(Stored data)
■ ■ ■ ■ ■
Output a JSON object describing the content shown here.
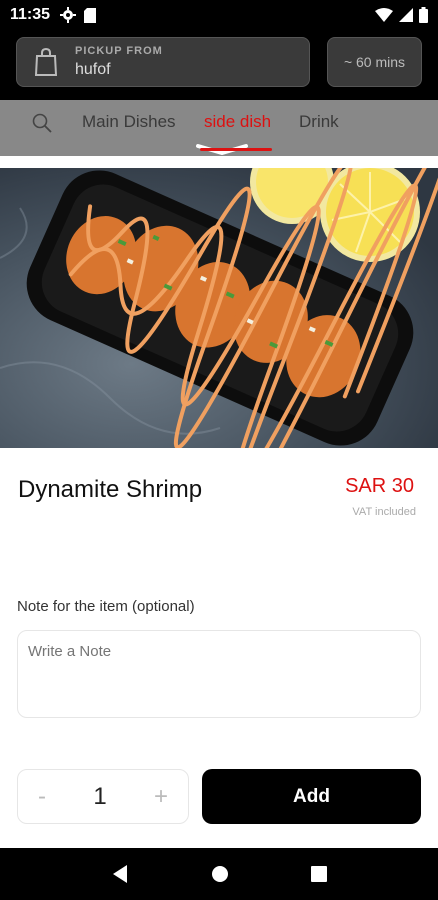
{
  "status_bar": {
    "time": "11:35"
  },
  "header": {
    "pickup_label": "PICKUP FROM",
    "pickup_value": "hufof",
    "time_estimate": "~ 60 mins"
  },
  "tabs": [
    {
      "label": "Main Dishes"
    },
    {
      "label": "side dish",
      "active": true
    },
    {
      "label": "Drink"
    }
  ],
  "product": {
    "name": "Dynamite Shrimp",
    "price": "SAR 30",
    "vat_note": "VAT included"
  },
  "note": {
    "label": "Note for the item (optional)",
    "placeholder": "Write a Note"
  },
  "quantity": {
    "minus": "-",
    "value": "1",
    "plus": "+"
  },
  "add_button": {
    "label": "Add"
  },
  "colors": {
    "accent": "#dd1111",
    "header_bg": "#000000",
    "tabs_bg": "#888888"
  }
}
■ ■ ■ ■ ■
#### [Stated problem]
Output all of the entries verbatim, leaving out any images.

#### [Correct output]
Output a JSON object describing the content shown here.
{
  "status_bar": {
    "time": "11:35"
  },
  "header": {
    "pickup_label": "PICKUP FROM",
    "pickup_value": "hufof",
    "time_estimate": "~ 60 mins"
  },
  "tabs": [
    {
      "label": "Main Dishes"
    },
    {
      "label": "side dish",
      "active": true
    },
    {
      "label": "Drink"
    }
  ],
  "product": {
    "name": "Dynamite Shrimp",
    "price": "SAR 30",
    "vat_note": "VAT included"
  },
  "note": {
    "label": "Note for the item (optional)",
    "placeholder": "Write a Note"
  },
  "quantity": {
    "minus": "-",
    "value": "1",
    "plus": "+"
  },
  "add_button": {
    "label": "Add"
  },
  "colors": {
    "accent": "#dd1111",
    "header_bg": "#000000",
    "tabs_bg": "#888888"
  }
}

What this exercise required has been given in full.